=== Directive ===
Check each line of the material. Copy those containing "Utilization".

=== Input records ===
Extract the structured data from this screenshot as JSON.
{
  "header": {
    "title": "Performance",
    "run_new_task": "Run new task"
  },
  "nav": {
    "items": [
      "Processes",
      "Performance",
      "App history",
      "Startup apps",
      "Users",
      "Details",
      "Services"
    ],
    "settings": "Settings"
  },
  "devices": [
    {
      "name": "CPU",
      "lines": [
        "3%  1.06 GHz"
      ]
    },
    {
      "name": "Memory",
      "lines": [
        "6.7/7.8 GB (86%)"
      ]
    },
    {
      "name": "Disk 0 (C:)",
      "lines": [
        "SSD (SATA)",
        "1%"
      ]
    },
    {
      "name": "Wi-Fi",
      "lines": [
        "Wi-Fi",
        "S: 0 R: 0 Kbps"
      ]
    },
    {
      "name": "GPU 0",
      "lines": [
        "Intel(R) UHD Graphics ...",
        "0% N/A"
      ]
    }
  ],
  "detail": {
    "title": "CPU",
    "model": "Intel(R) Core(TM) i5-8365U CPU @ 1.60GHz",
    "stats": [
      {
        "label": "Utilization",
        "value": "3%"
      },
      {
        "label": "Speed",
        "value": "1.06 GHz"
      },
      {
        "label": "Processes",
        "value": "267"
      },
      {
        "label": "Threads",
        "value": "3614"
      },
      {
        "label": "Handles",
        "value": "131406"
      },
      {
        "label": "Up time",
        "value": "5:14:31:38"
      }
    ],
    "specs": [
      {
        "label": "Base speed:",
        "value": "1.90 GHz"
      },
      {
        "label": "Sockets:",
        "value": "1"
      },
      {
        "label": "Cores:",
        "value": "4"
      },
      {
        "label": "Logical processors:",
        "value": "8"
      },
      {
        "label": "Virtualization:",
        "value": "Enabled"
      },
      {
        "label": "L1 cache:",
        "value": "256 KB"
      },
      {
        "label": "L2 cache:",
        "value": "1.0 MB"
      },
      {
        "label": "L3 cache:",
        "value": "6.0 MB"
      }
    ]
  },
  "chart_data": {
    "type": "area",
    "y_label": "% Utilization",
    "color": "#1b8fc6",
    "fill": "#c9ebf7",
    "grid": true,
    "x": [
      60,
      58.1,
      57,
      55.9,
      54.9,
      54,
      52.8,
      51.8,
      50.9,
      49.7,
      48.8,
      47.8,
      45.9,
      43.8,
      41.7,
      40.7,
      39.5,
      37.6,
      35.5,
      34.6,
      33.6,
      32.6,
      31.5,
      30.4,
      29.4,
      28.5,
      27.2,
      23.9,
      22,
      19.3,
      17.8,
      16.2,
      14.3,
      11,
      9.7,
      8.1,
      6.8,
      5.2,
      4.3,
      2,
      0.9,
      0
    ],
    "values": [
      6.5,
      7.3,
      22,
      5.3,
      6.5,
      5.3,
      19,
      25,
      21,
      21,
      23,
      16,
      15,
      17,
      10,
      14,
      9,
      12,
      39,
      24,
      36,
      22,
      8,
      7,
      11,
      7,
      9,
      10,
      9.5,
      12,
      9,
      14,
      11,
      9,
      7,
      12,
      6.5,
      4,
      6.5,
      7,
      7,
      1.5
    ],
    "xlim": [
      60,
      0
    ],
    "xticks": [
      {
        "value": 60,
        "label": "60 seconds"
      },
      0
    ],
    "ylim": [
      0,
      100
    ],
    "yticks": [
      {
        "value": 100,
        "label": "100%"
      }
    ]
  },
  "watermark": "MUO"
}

=== Exercise answer ===
        "label": "Utilization",
    "y_label": "% Utilization",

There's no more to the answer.